▶ **WRITTEN TASK**:
Please print every record below exactly as it appears.

[Collection entries]
◇ ◇ ◇
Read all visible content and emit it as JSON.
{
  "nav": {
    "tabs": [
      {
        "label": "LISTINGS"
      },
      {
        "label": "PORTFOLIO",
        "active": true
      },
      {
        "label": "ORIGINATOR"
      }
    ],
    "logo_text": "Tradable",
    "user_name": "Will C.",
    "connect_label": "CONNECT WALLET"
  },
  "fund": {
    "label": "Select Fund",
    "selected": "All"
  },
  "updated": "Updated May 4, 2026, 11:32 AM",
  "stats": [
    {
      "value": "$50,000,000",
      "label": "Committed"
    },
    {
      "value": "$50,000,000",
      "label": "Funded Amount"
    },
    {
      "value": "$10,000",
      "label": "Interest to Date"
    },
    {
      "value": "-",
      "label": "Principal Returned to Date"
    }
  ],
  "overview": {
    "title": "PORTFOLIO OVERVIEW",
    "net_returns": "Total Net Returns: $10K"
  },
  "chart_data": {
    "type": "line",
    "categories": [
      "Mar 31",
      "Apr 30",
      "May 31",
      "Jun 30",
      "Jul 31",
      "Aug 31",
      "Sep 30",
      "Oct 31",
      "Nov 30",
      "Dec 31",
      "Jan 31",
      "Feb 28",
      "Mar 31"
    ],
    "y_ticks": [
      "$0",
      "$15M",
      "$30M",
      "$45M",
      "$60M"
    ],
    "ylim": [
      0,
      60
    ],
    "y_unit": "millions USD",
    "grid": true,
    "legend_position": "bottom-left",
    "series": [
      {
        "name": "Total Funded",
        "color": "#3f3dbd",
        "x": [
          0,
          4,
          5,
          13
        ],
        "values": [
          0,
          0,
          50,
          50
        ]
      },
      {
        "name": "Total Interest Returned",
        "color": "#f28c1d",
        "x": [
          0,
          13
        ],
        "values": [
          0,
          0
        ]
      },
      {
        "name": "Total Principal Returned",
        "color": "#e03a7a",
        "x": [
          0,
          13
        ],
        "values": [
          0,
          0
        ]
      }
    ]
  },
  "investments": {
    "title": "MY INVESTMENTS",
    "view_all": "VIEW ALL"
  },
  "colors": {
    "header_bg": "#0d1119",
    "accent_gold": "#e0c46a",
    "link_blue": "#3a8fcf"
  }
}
◇ ◇ ◇
▶ **WRITTEN REPLY**:
Read all visible content and emit it as JSON.
{
  "nav": {
    "tabs": [
      {
        "label": "LISTINGS"
      },
      {
        "label": "PORTFOLIO",
        "active": true
      },
      {
        "label": "ORIGINATOR"
      }
    ],
    "logo_text": "Tradable",
    "user_name": "Will C.",
    "connect_label": "CONNECT WALLET"
  },
  "fund": {
    "label": "Select Fund",
    "selected": "All"
  },
  "updated": "Updated May 4, 2026, 11:32 AM",
  "stats": [
    {
      "value": "$50,000,000",
      "label": "Committed"
    },
    {
      "value": "$50,000,000",
      "label": "Funded Amount"
    },
    {
      "value": "$10,000",
      "label": "Interest to Date"
    },
    {
      "value": "-",
      "label": "Principal Returned to Date"
    }
  ],
  "overview": {
    "title": "PORTFOLIO OVERVIEW",
    "net_returns": "Total Net Returns: $10K"
  },
  "chart_data": {
    "type": "line",
    "categories": [
      "Mar 31",
      "Apr 30",
      "May 31",
      "Jun 30",
      "Jul 31",
      "Aug 31",
      "Sep 30",
      "Oct 31",
      "Nov 30",
      "Dec 31",
      "Jan 31",
      "Feb 28",
      "Mar 31"
    ],
    "y_ticks": [
      "$0",
      "$15M",
      "$30M",
      "$45M",
      "$60M"
    ],
    "ylim": [
      0,
      60
    ],
    "y_unit": "millions USD",
    "grid": true,
    "legend_position": "bottom-left",
    "series": [
      {
        "name": "Total Funded",
        "color": "#3f3dbd",
        "x": [
          0,
          4,
          5,
          13
        ],
        "values": [
          0,
          0,
          50,
          50
        ]
      },
      {
        "name": "Total Interest Returned",
        "color": "#f28c1d",
        "x": [
          0,
          13
        ],
        "values": [
          0,
          0
        ]
      },
      {
        "name": "Total Principal Returned",
        "color": "#e03a7a",
        "x": [
          0,
          13
        ],
        "values": [
          0,
          0
        ]
      }
    ]
  },
  "investments": {
    "title": "MY INVESTMENTS",
    "view_all": "VIEW ALL"
  },
  "colors": {
    "header_bg": "#0d1119",
    "accent_gold": "#e0c46a",
    "link_blue": "#3a8fcf"
  }
}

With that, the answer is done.